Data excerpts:
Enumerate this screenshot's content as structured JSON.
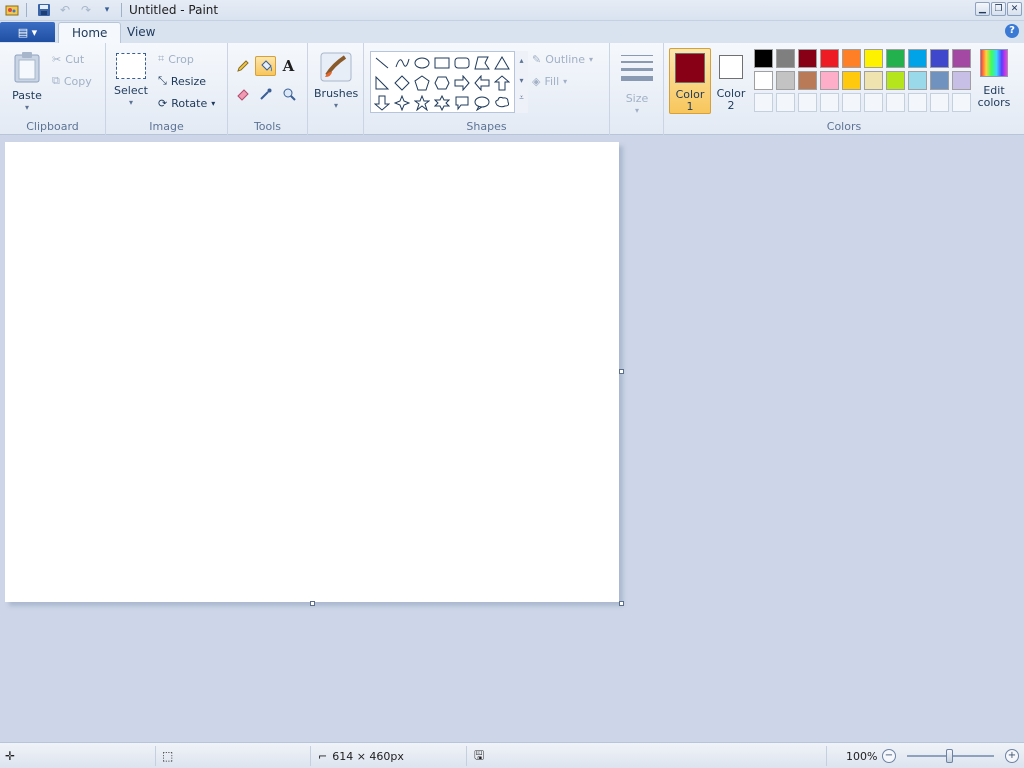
{
  "titlebar": {
    "title": "Untitled - Paint"
  },
  "tabs": {
    "home": "Home",
    "view": "View"
  },
  "clipboard": {
    "group_label": "Clipboard",
    "paste": "Paste",
    "cut": "Cut",
    "copy": "Copy"
  },
  "image": {
    "group_label": "Image",
    "select": "Select",
    "crop": "Crop",
    "resize": "Resize",
    "rotate": "Rotate"
  },
  "tools": {
    "group_label": "Tools",
    "active_tool": "fill-with-color"
  },
  "brushes": {
    "label": "Brushes"
  },
  "shapes": {
    "group_label": "Shapes",
    "outline": "Outline",
    "fill": "Fill",
    "size": "Size"
  },
  "colors": {
    "group_label": "Colors",
    "color1_line1": "Color",
    "color1_line2": "1",
    "color2_line1": "Color",
    "color2_line2": "2",
    "edit_line1": "Edit",
    "edit_line2": "colors",
    "color1_value": "#880015",
    "color2_value": "#ffffff",
    "palette_row1": [
      "#000000",
      "#7f7f7f",
      "#880015",
      "#ed1c24",
      "#ff7f27",
      "#fff200",
      "#22b14c",
      "#00a2e8",
      "#3f48cc",
      "#a349a4"
    ],
    "palette_row2": [
      "#ffffff",
      "#c3c3c3",
      "#b97a57",
      "#ffaec9",
      "#ffc90e",
      "#efe4b0",
      "#b5e61d",
      "#99d9ea",
      "#7092be",
      "#c8bfe7"
    ]
  },
  "statusbar": {
    "image_size": "614 × 460px",
    "zoom": "100%"
  }
}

▸ What to do: Pictures don't belong in the copy. Restate all the entries exactly.

▸ Full output:
Enumerate this screenshot's content as structured JSON.
{
  "titlebar": {
    "title": "Untitled - Paint"
  },
  "tabs": {
    "home": "Home",
    "view": "View"
  },
  "clipboard": {
    "group_label": "Clipboard",
    "paste": "Paste",
    "cut": "Cut",
    "copy": "Copy"
  },
  "image": {
    "group_label": "Image",
    "select": "Select",
    "crop": "Crop",
    "resize": "Resize",
    "rotate": "Rotate"
  },
  "tools": {
    "group_label": "Tools",
    "active_tool": "fill-with-color"
  },
  "brushes": {
    "label": "Brushes"
  },
  "shapes": {
    "group_label": "Shapes",
    "outline": "Outline",
    "fill": "Fill",
    "size": "Size"
  },
  "colors": {
    "group_label": "Colors",
    "color1_line1": "Color",
    "color1_line2": "1",
    "color2_line1": "Color",
    "color2_line2": "2",
    "edit_line1": "Edit",
    "edit_line2": "colors",
    "color1_value": "#880015",
    "color2_value": "#ffffff",
    "palette_row1": [
      "#000000",
      "#7f7f7f",
      "#880015",
      "#ed1c24",
      "#ff7f27",
      "#fff200",
      "#22b14c",
      "#00a2e8",
      "#3f48cc",
      "#a349a4"
    ],
    "palette_row2": [
      "#ffffff",
      "#c3c3c3",
      "#b97a57",
      "#ffaec9",
      "#ffc90e",
      "#efe4b0",
      "#b5e61d",
      "#99d9ea",
      "#7092be",
      "#c8bfe7"
    ]
  },
  "statusbar": {
    "image_size": "614 × 460px",
    "zoom": "100%"
  }
}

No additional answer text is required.